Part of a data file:
- - - - -
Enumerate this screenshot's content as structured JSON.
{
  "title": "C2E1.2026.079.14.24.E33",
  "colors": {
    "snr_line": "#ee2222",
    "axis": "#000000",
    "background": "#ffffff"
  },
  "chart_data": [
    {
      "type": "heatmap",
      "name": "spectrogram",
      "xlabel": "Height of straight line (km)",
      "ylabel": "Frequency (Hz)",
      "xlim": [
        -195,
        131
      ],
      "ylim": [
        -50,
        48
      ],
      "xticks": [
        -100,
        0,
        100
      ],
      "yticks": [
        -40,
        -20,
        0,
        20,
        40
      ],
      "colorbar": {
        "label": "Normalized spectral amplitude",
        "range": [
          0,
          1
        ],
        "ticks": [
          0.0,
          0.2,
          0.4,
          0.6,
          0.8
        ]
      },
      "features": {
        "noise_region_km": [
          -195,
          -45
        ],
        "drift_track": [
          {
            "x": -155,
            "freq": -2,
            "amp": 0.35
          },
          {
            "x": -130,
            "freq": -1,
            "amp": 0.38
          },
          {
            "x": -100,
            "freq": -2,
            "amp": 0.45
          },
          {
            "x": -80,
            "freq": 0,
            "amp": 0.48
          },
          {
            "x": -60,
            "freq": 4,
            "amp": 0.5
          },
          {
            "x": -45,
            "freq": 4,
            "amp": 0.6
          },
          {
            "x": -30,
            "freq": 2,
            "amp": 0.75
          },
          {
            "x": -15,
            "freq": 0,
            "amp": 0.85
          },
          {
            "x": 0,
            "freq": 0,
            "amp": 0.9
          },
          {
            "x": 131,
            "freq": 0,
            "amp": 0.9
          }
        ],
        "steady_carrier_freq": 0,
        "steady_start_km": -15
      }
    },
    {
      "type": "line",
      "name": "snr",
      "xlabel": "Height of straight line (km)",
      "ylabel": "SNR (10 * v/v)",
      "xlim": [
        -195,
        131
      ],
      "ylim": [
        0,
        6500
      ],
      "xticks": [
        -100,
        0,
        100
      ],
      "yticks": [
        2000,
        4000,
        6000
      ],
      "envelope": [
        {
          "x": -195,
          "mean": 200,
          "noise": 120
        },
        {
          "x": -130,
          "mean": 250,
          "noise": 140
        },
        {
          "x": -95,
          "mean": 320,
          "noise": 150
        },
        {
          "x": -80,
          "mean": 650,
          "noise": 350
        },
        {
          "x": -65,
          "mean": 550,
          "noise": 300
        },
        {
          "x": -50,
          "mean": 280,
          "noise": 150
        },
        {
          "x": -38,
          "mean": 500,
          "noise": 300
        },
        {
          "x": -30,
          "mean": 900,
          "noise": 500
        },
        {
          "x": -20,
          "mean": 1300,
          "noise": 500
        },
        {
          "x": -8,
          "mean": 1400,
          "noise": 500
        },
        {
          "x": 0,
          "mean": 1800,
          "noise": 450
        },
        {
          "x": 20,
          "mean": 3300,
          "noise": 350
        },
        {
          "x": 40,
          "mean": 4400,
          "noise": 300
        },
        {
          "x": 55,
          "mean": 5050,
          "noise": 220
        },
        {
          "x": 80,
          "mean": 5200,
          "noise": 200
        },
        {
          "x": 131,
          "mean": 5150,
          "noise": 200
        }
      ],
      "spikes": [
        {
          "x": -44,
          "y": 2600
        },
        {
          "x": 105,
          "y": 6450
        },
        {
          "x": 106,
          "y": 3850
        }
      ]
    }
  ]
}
- - - - -
» **Work to be completed**:
Type out the entries again, word for word.

» **Problem solution**:
Enumerate this screenshot's content as structured JSON.
{
  "title": "C2E1.2026.079.14.24.E33",
  "colors": {
    "snr_line": "#ee2222",
    "axis": "#000000",
    "background": "#ffffff"
  },
  "chart_data": [
    {
      "type": "heatmap",
      "name": "spectrogram",
      "xlabel": "Height of straight line (km)",
      "ylabel": "Frequency (Hz)",
      "xlim": [
        -195,
        131
      ],
      "ylim": [
        -50,
        48
      ],
      "xticks": [
        -100,
        0,
        100
      ],
      "yticks": [
        -40,
        -20,
        0,
        20,
        40
      ],
      "colorbar": {
        "label": "Normalized spectral amplitude",
        "range": [
          0,
          1
        ],
        "ticks": [
          0.0,
          0.2,
          0.4,
          0.6,
          0.8
        ]
      },
      "features": {
        "noise_region_km": [
          -195,
          -45
        ],
        "drift_track": [
          {
            "x": -155,
            "freq": -2,
            "amp": 0.35
          },
          {
            "x": -130,
            "freq": -1,
            "amp": 0.38
          },
          {
            "x": -100,
            "freq": -2,
            "amp": 0.45
          },
          {
            "x": -80,
            "freq": 0,
            "amp": 0.48
          },
          {
            "x": -60,
            "freq": 4,
            "amp": 0.5
          },
          {
            "x": -45,
            "freq": 4,
            "amp": 0.6
          },
          {
            "x": -30,
            "freq": 2,
            "amp": 0.75
          },
          {
            "x": -15,
            "freq": 0,
            "amp": 0.85
          },
          {
            "x": 0,
            "freq": 0,
            "amp": 0.9
          },
          {
            "x": 131,
            "freq": 0,
            "amp": 0.9
          }
        ],
        "steady_carrier_freq": 0,
        "steady_start_km": -15
      }
    },
    {
      "type": "line",
      "name": "snr",
      "xlabel": "Height of straight line (km)",
      "ylabel": "SNR (10 * v/v)",
      "xlim": [
        -195,
        131
      ],
      "ylim": [
        0,
        6500
      ],
      "xticks": [
        -100,
        0,
        100
      ],
      "yticks": [
        2000,
        4000,
        6000
      ],
      "envelope": [
        {
          "x": -195,
          "mean": 200,
          "noise": 120
        },
        {
          "x": -130,
          "mean": 250,
          "noise": 140
        },
        {
          "x": -95,
          "mean": 320,
          "noise": 150
        },
        {
          "x": -80,
          "mean": 650,
          "noise": 350
        },
        {
          "x": -65,
          "mean": 550,
          "noise": 300
        },
        {
          "x": -50,
          "mean": 280,
          "noise": 150
        },
        {
          "x": -38,
          "mean": 500,
          "noise": 300
        },
        {
          "x": -30,
          "mean": 900,
          "noise": 500
        },
        {
          "x": -20,
          "mean": 1300,
          "noise": 500
        },
        {
          "x": -8,
          "mean": 1400,
          "noise": 500
        },
        {
          "x": 0,
          "mean": 1800,
          "noise": 450
        },
        {
          "x": 20,
          "mean": 3300,
          "noise": 350
        },
        {
          "x": 40,
          "mean": 4400,
          "noise": 300
        },
        {
          "x": 55,
          "mean": 5050,
          "noise": 220
        },
        {
          "x": 80,
          "mean": 5200,
          "noise": 200
        },
        {
          "x": 131,
          "mean": 5150,
          "noise": 200
        }
      ],
      "spikes": [
        {
          "x": -44,
          "y": 2600
        },
        {
          "x": 105,
          "y": 6450
        },
        {
          "x": 106,
          "y": 3850
        }
      ]
    }
  ]
}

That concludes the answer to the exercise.